• WRITTEN PROBLEM
Wherever a line in the data below holds "defined", copy that line.

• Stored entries
—————

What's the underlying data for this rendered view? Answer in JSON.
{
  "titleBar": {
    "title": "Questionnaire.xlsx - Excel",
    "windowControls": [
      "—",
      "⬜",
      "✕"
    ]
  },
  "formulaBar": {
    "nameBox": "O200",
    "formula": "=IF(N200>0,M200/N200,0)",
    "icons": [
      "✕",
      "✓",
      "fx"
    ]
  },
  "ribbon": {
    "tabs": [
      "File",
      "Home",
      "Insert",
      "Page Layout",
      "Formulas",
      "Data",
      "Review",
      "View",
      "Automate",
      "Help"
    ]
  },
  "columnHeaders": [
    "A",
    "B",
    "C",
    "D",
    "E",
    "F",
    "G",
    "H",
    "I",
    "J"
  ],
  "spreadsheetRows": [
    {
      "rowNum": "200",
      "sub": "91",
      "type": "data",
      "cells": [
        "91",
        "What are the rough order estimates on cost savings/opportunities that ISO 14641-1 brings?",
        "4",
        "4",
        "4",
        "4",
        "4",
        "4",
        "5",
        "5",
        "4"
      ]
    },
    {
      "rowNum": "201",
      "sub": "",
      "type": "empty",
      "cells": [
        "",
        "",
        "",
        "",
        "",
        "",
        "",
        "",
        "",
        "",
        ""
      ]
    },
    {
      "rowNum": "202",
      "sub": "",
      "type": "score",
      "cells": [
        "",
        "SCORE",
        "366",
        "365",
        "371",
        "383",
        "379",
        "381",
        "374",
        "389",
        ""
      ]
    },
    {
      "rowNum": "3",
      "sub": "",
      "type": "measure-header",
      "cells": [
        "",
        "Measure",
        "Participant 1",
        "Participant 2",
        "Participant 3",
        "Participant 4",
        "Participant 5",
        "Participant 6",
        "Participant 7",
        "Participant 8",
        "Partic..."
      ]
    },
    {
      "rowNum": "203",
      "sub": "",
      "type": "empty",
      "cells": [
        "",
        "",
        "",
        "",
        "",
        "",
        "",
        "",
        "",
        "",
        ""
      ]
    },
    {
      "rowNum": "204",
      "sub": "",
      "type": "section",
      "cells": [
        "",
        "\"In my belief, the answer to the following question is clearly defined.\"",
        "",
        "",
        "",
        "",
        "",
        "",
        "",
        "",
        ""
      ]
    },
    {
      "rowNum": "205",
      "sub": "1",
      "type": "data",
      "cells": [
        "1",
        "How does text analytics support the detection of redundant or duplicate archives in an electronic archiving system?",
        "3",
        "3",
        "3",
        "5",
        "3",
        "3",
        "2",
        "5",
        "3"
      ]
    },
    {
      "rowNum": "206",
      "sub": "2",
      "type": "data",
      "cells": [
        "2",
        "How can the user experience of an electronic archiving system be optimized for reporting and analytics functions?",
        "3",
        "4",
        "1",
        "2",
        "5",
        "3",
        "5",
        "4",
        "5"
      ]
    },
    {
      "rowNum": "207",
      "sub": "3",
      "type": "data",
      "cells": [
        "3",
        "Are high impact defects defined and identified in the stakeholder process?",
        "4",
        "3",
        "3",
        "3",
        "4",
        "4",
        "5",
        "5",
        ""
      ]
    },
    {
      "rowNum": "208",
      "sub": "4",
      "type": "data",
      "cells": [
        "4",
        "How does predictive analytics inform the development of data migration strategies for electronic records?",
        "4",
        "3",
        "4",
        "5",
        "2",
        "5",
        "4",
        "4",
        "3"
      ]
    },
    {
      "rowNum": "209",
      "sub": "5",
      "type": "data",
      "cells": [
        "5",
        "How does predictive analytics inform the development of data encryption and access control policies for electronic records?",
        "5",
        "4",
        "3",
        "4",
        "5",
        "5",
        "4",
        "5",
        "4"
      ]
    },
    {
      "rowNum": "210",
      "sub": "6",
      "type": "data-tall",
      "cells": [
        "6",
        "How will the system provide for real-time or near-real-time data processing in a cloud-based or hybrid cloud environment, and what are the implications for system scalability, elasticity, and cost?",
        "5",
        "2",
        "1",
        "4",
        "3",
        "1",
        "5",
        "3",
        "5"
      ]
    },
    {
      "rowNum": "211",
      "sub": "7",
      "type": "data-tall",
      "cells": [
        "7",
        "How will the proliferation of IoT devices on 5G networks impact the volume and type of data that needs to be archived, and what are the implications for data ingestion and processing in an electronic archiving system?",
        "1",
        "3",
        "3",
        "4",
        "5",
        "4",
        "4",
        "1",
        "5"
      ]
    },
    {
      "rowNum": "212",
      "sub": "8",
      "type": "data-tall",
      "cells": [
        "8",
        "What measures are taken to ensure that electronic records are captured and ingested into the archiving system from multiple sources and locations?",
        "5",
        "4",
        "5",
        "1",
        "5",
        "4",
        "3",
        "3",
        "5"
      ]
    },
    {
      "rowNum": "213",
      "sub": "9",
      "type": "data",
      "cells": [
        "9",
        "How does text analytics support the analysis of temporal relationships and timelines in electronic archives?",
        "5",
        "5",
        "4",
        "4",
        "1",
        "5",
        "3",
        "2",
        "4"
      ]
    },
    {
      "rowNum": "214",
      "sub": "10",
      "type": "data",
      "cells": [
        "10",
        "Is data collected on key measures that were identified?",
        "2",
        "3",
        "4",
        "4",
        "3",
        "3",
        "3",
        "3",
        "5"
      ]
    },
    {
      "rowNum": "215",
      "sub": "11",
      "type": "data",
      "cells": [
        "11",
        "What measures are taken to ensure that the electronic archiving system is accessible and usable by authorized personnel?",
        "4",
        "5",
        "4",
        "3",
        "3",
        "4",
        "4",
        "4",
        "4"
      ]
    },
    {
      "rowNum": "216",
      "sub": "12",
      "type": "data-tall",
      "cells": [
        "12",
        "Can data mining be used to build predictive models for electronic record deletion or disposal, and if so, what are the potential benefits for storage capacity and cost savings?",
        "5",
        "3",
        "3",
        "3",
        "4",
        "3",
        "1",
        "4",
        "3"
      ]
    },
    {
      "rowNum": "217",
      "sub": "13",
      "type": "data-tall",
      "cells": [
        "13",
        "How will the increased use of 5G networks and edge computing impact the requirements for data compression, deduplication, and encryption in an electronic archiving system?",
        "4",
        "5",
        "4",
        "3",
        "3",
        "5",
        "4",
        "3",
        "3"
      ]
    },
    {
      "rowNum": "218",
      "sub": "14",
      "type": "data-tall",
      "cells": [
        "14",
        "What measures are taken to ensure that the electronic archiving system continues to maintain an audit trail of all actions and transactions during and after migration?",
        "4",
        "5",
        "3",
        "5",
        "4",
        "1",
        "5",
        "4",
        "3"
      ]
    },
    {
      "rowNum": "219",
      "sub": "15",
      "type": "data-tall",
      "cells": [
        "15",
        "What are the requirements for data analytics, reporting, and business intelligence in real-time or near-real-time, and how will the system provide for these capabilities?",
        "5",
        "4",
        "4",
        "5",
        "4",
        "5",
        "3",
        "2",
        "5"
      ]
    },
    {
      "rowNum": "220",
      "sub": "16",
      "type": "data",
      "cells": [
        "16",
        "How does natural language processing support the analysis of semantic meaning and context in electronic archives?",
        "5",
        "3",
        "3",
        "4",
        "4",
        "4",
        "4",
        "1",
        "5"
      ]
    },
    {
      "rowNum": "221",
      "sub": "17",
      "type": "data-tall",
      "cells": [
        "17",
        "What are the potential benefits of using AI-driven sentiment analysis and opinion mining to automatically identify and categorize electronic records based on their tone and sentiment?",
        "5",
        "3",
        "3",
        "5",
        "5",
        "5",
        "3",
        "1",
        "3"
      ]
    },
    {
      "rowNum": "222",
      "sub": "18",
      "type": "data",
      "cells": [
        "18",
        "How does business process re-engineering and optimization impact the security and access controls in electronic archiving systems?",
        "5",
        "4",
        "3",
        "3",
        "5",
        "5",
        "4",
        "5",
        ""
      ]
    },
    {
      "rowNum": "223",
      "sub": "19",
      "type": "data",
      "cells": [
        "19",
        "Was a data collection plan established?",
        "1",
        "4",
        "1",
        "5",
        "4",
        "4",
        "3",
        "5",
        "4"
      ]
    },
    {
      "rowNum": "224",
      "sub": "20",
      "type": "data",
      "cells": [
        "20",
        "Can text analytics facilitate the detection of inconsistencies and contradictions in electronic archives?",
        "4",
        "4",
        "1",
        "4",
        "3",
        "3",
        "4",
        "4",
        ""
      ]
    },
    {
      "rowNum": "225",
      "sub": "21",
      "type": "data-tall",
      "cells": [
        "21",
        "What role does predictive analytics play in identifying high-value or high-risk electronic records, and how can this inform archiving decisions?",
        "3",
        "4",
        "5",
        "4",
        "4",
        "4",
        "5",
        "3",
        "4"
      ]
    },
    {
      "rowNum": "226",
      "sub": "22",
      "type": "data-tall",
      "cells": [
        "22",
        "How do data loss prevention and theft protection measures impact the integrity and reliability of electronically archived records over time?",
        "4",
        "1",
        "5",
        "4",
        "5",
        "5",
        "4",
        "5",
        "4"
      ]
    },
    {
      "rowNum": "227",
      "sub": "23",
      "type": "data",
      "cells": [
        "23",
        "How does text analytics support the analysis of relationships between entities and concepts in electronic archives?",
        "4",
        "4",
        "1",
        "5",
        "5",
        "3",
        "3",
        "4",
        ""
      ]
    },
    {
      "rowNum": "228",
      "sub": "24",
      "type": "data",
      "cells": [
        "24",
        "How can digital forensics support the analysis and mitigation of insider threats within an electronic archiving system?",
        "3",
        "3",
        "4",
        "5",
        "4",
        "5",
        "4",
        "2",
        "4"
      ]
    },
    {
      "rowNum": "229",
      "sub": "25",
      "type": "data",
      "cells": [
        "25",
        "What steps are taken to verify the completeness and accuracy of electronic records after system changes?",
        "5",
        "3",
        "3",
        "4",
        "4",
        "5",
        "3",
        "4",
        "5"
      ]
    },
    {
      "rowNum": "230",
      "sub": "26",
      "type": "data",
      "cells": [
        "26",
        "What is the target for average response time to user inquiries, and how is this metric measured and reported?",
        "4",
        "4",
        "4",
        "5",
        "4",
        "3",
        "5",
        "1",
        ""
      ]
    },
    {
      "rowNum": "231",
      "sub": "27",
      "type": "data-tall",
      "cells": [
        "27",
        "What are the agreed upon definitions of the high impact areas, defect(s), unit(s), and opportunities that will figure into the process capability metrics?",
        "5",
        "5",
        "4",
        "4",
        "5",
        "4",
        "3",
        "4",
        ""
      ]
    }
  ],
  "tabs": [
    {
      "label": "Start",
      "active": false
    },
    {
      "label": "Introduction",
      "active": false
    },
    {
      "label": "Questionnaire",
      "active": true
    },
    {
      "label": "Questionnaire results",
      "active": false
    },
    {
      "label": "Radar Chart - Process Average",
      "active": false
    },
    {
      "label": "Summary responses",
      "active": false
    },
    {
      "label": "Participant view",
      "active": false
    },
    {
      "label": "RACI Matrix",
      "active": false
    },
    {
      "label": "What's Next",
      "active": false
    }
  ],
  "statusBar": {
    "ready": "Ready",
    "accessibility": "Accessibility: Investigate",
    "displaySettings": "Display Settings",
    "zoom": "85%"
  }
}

—————

• TASK SOLUTION
        "\"In my belief, the answer to the following question is clearly defined.\"",
        "Are high impact defects defined and identified in the stakeholder process?",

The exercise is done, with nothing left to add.